=== EXERCISE GOAL ===
Send back all the data below, exactly as given.
□ □ □ □ □ □ □
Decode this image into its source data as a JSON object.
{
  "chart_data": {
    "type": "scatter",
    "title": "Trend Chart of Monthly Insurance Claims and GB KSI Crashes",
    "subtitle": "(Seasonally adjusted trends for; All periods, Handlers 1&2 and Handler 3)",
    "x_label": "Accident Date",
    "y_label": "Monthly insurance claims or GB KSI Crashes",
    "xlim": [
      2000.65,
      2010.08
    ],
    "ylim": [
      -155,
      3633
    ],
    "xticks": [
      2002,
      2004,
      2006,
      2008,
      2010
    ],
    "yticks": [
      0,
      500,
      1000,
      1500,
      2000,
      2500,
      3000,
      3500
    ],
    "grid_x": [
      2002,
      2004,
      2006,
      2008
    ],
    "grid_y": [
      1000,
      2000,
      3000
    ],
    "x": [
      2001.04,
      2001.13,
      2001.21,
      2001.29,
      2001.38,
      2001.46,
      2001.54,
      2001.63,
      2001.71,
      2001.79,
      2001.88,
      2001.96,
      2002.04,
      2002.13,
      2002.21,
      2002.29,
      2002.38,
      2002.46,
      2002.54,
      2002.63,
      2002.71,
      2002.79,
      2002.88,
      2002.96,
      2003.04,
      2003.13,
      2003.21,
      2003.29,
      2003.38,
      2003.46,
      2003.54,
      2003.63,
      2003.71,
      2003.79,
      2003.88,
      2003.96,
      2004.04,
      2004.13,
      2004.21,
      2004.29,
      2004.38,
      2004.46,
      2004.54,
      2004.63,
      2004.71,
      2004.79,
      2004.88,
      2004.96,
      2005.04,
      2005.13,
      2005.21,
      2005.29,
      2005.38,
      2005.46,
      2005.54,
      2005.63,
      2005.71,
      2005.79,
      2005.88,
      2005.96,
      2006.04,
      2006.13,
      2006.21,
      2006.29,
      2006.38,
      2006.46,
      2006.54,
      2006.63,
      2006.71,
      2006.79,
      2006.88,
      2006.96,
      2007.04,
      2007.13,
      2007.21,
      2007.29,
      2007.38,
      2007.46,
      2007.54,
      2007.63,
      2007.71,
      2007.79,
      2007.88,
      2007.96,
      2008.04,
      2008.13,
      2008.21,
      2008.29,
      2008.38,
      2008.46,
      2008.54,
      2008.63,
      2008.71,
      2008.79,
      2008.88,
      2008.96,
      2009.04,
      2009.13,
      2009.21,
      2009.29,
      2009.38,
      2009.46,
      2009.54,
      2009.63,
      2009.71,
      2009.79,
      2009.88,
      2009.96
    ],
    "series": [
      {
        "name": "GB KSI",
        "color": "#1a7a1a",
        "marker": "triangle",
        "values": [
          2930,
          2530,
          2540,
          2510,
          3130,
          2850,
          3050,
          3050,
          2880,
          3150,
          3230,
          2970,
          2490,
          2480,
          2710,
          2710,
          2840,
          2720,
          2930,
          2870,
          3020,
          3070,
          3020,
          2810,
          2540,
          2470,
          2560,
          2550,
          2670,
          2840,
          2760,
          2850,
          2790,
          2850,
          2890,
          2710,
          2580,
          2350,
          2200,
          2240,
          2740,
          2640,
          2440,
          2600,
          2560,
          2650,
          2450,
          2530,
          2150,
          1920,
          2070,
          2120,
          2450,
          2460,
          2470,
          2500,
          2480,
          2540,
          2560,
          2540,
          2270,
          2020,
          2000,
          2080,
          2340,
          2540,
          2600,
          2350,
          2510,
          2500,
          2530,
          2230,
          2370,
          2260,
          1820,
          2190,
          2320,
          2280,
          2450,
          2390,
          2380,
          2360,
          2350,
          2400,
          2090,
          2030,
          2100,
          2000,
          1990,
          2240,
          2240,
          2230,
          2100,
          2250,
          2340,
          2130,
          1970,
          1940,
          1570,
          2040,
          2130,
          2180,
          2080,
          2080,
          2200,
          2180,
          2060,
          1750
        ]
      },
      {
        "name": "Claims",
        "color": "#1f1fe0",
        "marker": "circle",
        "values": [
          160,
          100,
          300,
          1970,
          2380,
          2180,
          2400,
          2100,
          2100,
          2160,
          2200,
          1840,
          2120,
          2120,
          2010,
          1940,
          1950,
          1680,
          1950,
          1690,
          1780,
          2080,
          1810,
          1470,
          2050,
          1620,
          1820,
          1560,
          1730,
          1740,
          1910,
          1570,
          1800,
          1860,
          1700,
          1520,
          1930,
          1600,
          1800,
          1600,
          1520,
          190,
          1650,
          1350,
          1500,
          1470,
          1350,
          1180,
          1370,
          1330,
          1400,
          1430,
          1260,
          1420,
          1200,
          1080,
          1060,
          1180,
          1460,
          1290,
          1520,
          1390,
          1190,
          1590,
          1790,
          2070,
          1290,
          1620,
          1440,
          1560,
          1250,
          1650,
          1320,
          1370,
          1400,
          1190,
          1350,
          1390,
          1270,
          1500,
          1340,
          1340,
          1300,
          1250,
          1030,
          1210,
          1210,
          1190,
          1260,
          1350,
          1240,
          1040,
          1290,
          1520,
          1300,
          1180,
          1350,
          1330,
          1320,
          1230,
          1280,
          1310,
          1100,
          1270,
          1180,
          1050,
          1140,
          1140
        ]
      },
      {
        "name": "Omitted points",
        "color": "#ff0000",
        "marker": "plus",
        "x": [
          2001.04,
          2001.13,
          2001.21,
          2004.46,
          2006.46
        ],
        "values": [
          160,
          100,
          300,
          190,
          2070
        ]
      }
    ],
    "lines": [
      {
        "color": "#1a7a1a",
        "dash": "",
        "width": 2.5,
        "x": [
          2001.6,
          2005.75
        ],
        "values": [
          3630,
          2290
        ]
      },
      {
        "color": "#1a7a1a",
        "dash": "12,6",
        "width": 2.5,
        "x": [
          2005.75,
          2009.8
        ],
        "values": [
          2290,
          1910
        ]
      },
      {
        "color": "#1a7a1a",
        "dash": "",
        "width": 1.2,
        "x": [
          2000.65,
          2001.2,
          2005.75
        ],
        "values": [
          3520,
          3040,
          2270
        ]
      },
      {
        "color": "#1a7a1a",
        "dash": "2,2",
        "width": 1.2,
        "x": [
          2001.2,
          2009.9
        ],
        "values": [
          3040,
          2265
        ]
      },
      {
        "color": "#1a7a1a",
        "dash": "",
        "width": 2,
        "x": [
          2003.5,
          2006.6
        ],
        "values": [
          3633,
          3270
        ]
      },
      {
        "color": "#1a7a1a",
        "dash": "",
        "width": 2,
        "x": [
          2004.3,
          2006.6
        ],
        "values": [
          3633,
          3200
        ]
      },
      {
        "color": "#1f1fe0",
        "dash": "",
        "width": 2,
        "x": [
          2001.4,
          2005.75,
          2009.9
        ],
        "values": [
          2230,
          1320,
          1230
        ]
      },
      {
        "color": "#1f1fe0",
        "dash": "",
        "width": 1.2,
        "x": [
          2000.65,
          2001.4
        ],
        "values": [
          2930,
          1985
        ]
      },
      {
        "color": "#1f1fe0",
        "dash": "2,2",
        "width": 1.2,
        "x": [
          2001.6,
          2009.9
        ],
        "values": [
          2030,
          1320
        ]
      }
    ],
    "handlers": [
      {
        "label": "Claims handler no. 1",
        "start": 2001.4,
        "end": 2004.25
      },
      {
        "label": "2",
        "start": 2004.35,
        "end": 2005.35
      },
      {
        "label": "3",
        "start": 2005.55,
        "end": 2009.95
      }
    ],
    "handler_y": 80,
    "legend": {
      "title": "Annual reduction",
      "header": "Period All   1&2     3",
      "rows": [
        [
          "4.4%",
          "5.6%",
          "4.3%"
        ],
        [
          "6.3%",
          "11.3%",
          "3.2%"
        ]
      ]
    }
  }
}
□ □ □ □ □ □ □
=== RESPONSE TO THIS EXERCISE ===
Decode this image into its source data as a JSON object.
{
  "chart_data": {
    "type": "scatter",
    "title": "Trend Chart of Monthly Insurance Claims and GB KSI Crashes",
    "subtitle": "(Seasonally adjusted trends for; All periods, Handlers 1&2 and Handler 3)",
    "x_label": "Accident Date",
    "y_label": "Monthly insurance claims or GB KSI Crashes",
    "xlim": [
      2000.65,
      2010.08
    ],
    "ylim": [
      -155,
      3633
    ],
    "xticks": [
      2002,
      2004,
      2006,
      2008,
      2010
    ],
    "yticks": [
      0,
      500,
      1000,
      1500,
      2000,
      2500,
      3000,
      3500
    ],
    "grid_x": [
      2002,
      2004,
      2006,
      2008
    ],
    "grid_y": [
      1000,
      2000,
      3000
    ],
    "x": [
      2001.04,
      2001.13,
      2001.21,
      2001.29,
      2001.38,
      2001.46,
      2001.54,
      2001.63,
      2001.71,
      2001.79,
      2001.88,
      2001.96,
      2002.04,
      2002.13,
      2002.21,
      2002.29,
      2002.38,
      2002.46,
      2002.54,
      2002.63,
      2002.71,
      2002.79,
      2002.88,
      2002.96,
      2003.04,
      2003.13,
      2003.21,
      2003.29,
      2003.38,
      2003.46,
      2003.54,
      2003.63,
      2003.71,
      2003.79,
      2003.88,
      2003.96,
      2004.04,
      2004.13,
      2004.21,
      2004.29,
      2004.38,
      2004.46,
      2004.54,
      2004.63,
      2004.71,
      2004.79,
      2004.88,
      2004.96,
      2005.04,
      2005.13,
      2005.21,
      2005.29,
      2005.38,
      2005.46,
      2005.54,
      2005.63,
      2005.71,
      2005.79,
      2005.88,
      2005.96,
      2006.04,
      2006.13,
      2006.21,
      2006.29,
      2006.38,
      2006.46,
      2006.54,
      2006.63,
      2006.71,
      2006.79,
      2006.88,
      2006.96,
      2007.04,
      2007.13,
      2007.21,
      2007.29,
      2007.38,
      2007.46,
      2007.54,
      2007.63,
      2007.71,
      2007.79,
      2007.88,
      2007.96,
      2008.04,
      2008.13,
      2008.21,
      2008.29,
      2008.38,
      2008.46,
      2008.54,
      2008.63,
      2008.71,
      2008.79,
      2008.88,
      2008.96,
      2009.04,
      2009.13,
      2009.21,
      2009.29,
      2009.38,
      2009.46,
      2009.54,
      2009.63,
      2009.71,
      2009.79,
      2009.88,
      2009.96
    ],
    "series": [
      {
        "name": "GB KSI",
        "color": "#1a7a1a",
        "marker": "triangle",
        "values": [
          2930,
          2530,
          2540,
          2510,
          3130,
          2850,
          3050,
          3050,
          2880,
          3150,
          3230,
          2970,
          2490,
          2480,
          2710,
          2710,
          2840,
          2720,
          2930,
          2870,
          3020,
          3070,
          3020,
          2810,
          2540,
          2470,
          2560,
          2550,
          2670,
          2840,
          2760,
          2850,
          2790,
          2850,
          2890,
          2710,
          2580,
          2350,
          2200,
          2240,
          2740,
          2640,
          2440,
          2600,
          2560,
          2650,
          2450,
          2530,
          2150,
          1920,
          2070,
          2120,
          2450,
          2460,
          2470,
          2500,
          2480,
          2540,
          2560,
          2540,
          2270,
          2020,
          2000,
          2080,
          2340,
          2540,
          2600,
          2350,
          2510,
          2500,
          2530,
          2230,
          2370,
          2260,
          1820,
          2190,
          2320,
          2280,
          2450,
          2390,
          2380,
          2360,
          2350,
          2400,
          2090,
          2030,
          2100,
          2000,
          1990,
          2240,
          2240,
          2230,
          2100,
          2250,
          2340,
          2130,
          1970,
          1940,
          1570,
          2040,
          2130,
          2180,
          2080,
          2080,
          2200,
          2180,
          2060,
          1750
        ]
      },
      {
        "name": "Claims",
        "color": "#1f1fe0",
        "marker": "circle",
        "values": [
          160,
          100,
          300,
          1970,
          2380,
          2180,
          2400,
          2100,
          2100,
          2160,
          2200,
          1840,
          2120,
          2120,
          2010,
          1940,
          1950,
          1680,
          1950,
          1690,
          1780,
          2080,
          1810,
          1470,
          2050,
          1620,
          1820,
          1560,
          1730,
          1740,
          1910,
          1570,
          1800,
          1860,
          1700,
          1520,
          1930,
          1600,
          1800,
          1600,
          1520,
          190,
          1650,
          1350,
          1500,
          1470,
          1350,
          1180,
          1370,
          1330,
          1400,
          1430,
          1260,
          1420,
          1200,
          1080,
          1060,
          1180,
          1460,
          1290,
          1520,
          1390,
          1190,
          1590,
          1790,
          2070,
          1290,
          1620,
          1440,
          1560,
          1250,
          1650,
          1320,
          1370,
          1400,
          1190,
          1350,
          1390,
          1270,
          1500,
          1340,
          1340,
          1300,
          1250,
          1030,
          1210,
          1210,
          1190,
          1260,
          1350,
          1240,
          1040,
          1290,
          1520,
          1300,
          1180,
          1350,
          1330,
          1320,
          1230,
          1280,
          1310,
          1100,
          1270,
          1180,
          1050,
          1140,
          1140
        ]
      },
      {
        "name": "Omitted points",
        "color": "#ff0000",
        "marker": "plus",
        "x": [
          2001.04,
          2001.13,
          2001.21,
          2004.46,
          2006.46
        ],
        "values": [
          160,
          100,
          300,
          190,
          2070
        ]
      }
    ],
    "lines": [
      {
        "color": "#1a7a1a",
        "dash": "",
        "width": 2.5,
        "x": [
          2001.6,
          2005.75
        ],
        "values": [
          3630,
          2290
        ]
      },
      {
        "color": "#1a7a1a",
        "dash": "12,6",
        "width": 2.5,
        "x": [
          2005.75,
          2009.8
        ],
        "values": [
          2290,
          1910
        ]
      },
      {
        "color": "#1a7a1a",
        "dash": "",
        "width": 1.2,
        "x": [
          2000.65,
          2001.2,
          2005.75
        ],
        "values": [
          3520,
          3040,
          2270
        ]
      },
      {
        "color": "#1a7a1a",
        "dash": "2,2",
        "width": 1.2,
        "x": [
          2001.2,
          2009.9
        ],
        "values": [
          3040,
          2265
        ]
      },
      {
        "color": "#1a7a1a",
        "dash": "",
        "width": 2,
        "x": [
          2003.5,
          2006.6
        ],
        "values": [
          3633,
          3270
        ]
      },
      {
        "color": "#1a7a1a",
        "dash": "",
        "width": 2,
        "x": [
          2004.3,
          2006.6
        ],
        "values": [
          3633,
          3200
        ]
      },
      {
        "color": "#1f1fe0",
        "dash": "",
        "width": 2,
        "x": [
          2001.4,
          2005.75,
          2009.9
        ],
        "values": [
          2230,
          1320,
          1230
        ]
      },
      {
        "color": "#1f1fe0",
        "dash": "",
        "width": 1.2,
        "x": [
          2000.65,
          2001.4
        ],
        "values": [
          2930,
          1985
        ]
      },
      {
        "color": "#1f1fe0",
        "dash": "2,2",
        "width": 1.2,
        "x": [
          2001.6,
          2009.9
        ],
        "values": [
          2030,
          1320
        ]
      }
    ],
    "handlers": [
      {
        "label": "Claims handler no. 1",
        "start": 2001.4,
        "end": 2004.25
      },
      {
        "label": "2",
        "start": 2004.35,
        "end": 2005.35
      },
      {
        "label": "3",
        "start": 2005.55,
        "end": 2009.95
      }
    ],
    "handler_y": 80,
    "legend": {
      "title": "Annual reduction",
      "header": "Period All   1&2     3",
      "rows": [
        [
          "4.4%",
          "5.6%",
          "4.3%"
        ],
        [
          "6.3%",
          "11.3%",
          "3.2%"
        ]
      ]
    }
  }
}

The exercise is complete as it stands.